Records from a data source:
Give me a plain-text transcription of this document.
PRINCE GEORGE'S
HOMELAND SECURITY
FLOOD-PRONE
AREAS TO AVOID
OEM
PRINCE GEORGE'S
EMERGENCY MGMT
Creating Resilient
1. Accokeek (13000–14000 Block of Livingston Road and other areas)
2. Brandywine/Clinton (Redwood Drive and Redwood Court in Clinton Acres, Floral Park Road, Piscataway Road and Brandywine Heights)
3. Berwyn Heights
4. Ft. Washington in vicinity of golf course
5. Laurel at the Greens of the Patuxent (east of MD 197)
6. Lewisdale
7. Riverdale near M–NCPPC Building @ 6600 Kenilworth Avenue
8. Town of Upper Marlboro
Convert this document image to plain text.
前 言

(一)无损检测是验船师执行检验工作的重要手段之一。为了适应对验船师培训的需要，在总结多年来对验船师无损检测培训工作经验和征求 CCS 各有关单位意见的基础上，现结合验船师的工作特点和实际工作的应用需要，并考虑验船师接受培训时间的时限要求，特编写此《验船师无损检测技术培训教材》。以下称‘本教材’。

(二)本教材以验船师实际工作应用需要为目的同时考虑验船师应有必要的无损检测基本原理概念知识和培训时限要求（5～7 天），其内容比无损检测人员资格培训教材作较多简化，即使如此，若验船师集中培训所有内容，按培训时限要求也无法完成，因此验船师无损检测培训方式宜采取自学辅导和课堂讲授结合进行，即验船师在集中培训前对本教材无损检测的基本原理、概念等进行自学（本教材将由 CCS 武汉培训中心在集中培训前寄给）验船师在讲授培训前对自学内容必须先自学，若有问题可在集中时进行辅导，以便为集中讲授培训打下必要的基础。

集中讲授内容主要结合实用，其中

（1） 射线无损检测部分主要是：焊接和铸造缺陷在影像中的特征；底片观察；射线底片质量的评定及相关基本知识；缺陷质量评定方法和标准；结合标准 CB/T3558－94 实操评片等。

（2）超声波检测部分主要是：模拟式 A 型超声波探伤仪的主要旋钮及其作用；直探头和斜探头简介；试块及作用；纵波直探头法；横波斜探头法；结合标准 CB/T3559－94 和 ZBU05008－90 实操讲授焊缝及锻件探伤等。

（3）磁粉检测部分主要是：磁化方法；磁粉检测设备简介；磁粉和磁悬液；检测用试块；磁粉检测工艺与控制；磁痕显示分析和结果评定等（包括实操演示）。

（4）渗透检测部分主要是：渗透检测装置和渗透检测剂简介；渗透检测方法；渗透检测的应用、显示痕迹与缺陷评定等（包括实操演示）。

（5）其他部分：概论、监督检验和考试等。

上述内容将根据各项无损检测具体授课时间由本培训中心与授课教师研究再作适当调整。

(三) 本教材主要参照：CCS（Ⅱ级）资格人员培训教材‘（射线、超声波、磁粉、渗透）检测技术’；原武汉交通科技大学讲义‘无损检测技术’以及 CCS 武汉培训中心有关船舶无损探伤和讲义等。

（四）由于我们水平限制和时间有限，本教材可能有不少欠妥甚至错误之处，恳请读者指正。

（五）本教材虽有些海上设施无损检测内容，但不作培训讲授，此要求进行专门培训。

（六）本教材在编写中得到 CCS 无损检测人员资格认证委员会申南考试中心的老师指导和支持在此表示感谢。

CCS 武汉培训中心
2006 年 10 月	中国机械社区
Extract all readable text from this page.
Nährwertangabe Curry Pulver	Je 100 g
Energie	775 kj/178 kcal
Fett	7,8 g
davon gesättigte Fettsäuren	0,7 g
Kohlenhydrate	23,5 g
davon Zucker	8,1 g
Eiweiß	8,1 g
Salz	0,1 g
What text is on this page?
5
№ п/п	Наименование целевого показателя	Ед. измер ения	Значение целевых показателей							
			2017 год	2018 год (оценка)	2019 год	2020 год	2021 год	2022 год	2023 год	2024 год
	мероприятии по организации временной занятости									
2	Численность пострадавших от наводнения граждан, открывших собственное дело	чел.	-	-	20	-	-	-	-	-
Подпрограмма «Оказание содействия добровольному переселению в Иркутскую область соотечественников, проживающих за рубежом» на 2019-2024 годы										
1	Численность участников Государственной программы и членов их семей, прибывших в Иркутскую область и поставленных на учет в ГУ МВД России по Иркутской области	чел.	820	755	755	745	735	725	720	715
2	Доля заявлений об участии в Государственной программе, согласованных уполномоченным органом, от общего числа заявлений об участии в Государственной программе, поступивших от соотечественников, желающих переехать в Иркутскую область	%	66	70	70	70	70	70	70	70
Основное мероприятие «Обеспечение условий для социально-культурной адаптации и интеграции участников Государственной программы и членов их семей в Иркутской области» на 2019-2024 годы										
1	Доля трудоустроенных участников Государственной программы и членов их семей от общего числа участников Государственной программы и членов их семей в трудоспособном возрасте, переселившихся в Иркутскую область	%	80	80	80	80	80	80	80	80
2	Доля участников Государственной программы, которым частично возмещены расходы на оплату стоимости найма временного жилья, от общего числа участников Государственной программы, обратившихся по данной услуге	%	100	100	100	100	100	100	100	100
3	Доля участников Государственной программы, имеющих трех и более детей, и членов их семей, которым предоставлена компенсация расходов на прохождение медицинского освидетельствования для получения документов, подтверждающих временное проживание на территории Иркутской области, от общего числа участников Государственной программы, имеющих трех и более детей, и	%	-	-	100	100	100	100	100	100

REQUEST.
Go through the material line by line. Show each line that contains the string "结合标准".

OUTPUT FOR THIS EXERCISE.
（1） 射线无损检测部分主要是：焊接和铸造缺陷在影像中的特征；底片观察；射线底片质量的评定及相关基本知识；缺陷质量评定方法和标准；结合标准 CB/T3558－94 实操评片等。
（2）超声波检测部分主要是：模拟式 A 型超声波探伤仪的主要旋钮及其作用；直探头和斜探头简介；试块及作用；纵波直探头法；横波斜探头法；结合标准 CB/T3559－94 和 ZBU05008－90 实操讲授焊缝及锻件探伤等。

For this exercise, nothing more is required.